Data.
--- --- ---

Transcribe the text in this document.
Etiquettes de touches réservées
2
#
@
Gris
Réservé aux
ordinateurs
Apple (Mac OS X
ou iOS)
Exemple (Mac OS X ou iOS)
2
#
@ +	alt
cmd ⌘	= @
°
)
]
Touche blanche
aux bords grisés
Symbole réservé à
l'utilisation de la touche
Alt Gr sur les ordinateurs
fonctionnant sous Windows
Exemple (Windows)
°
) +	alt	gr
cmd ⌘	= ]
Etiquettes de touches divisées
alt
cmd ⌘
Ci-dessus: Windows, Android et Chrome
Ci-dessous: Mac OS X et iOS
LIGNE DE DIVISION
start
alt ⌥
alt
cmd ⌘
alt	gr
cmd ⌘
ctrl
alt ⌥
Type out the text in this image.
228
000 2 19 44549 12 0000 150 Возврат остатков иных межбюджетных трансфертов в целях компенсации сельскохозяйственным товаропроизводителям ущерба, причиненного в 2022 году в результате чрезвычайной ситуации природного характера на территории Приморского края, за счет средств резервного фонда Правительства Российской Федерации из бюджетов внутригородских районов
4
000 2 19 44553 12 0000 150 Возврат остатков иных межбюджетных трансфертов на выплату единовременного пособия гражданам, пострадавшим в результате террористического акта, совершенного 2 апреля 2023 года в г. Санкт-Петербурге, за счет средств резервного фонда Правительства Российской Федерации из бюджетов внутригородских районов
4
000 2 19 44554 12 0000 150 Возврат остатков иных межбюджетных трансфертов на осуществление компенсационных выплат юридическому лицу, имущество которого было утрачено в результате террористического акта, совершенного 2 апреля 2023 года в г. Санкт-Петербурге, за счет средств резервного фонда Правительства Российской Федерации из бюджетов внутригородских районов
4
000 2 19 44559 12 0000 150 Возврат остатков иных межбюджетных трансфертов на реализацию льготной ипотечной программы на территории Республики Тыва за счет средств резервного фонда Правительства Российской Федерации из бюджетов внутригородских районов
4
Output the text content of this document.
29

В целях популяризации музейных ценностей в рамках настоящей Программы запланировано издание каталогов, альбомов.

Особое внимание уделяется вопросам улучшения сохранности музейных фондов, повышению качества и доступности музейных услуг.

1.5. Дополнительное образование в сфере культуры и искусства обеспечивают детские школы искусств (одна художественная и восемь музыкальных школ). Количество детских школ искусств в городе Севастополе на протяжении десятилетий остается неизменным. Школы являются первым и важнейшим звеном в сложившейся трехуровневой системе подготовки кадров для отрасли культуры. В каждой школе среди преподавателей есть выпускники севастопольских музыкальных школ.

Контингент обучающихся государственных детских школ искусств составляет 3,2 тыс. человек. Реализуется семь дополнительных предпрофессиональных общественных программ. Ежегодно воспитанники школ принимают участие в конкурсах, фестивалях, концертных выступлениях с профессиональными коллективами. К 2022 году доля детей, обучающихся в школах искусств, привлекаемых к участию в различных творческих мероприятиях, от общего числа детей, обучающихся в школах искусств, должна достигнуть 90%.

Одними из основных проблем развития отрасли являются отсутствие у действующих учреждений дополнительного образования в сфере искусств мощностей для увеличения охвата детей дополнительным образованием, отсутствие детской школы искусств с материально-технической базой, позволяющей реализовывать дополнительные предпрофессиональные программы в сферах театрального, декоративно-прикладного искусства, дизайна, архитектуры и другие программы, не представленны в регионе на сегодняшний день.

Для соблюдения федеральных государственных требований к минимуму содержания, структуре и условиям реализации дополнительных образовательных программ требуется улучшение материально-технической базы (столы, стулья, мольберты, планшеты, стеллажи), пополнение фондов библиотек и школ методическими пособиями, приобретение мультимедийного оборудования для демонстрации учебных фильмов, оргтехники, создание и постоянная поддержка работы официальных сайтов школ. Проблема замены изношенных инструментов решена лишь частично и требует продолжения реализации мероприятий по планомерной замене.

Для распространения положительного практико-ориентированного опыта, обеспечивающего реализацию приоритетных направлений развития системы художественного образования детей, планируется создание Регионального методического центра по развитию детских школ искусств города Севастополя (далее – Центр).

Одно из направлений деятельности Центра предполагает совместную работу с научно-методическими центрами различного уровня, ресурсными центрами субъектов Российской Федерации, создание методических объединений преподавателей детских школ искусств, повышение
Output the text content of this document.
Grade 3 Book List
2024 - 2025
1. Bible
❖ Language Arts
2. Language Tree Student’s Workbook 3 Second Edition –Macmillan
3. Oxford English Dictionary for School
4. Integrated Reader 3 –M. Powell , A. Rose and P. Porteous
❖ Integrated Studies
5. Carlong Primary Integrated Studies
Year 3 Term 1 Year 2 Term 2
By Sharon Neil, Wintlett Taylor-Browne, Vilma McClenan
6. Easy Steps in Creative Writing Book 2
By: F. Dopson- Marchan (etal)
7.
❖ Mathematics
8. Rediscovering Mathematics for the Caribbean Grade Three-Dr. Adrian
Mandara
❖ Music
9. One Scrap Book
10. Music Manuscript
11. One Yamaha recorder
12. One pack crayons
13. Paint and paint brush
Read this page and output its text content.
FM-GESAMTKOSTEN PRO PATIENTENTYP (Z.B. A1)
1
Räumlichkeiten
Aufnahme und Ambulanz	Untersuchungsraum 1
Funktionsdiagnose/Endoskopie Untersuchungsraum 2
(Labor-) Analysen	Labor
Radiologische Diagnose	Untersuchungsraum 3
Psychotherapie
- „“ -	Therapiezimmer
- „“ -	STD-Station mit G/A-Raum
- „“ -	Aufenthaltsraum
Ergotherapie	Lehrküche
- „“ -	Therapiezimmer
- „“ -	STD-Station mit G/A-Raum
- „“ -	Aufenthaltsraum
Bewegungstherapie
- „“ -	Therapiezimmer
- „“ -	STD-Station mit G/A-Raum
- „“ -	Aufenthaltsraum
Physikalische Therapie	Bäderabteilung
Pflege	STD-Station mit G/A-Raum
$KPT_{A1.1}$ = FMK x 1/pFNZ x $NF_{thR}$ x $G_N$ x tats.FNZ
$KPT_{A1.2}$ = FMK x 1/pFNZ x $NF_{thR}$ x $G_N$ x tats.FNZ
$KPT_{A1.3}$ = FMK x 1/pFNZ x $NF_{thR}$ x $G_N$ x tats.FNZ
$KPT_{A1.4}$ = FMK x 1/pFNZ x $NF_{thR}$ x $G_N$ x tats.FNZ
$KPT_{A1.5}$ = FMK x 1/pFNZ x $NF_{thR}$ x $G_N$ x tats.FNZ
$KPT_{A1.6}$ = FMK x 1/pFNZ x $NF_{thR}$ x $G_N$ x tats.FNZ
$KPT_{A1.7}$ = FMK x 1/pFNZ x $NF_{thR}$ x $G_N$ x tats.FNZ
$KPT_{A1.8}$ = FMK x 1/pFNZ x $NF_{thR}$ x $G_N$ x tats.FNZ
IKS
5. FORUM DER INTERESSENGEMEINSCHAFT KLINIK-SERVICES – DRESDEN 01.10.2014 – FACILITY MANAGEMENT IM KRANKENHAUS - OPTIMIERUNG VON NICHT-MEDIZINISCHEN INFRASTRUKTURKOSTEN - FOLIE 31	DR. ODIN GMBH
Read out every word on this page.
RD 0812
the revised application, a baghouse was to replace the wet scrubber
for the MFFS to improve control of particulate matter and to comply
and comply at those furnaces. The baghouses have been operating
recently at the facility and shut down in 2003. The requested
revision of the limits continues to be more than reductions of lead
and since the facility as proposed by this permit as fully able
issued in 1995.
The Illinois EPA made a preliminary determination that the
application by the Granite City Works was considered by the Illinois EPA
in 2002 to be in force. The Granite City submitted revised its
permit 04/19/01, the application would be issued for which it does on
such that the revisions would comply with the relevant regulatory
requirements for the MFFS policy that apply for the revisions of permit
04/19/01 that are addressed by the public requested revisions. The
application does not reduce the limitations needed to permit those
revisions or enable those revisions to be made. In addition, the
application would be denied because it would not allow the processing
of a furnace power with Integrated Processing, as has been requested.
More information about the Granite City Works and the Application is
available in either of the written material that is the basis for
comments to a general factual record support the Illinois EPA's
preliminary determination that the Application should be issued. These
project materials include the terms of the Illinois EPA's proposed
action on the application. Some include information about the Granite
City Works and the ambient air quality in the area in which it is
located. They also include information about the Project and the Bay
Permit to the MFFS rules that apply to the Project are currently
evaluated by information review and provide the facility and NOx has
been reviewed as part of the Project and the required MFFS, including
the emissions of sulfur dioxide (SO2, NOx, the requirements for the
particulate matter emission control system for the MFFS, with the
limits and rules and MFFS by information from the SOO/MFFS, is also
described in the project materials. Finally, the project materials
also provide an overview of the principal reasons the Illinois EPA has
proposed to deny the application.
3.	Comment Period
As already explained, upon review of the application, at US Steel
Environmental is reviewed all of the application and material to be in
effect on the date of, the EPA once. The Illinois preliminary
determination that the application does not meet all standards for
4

--- --- ---

Set problem. Each line that contains the string "ordinateurs" counts once; say how many there are and nothing else.

Written answer. 2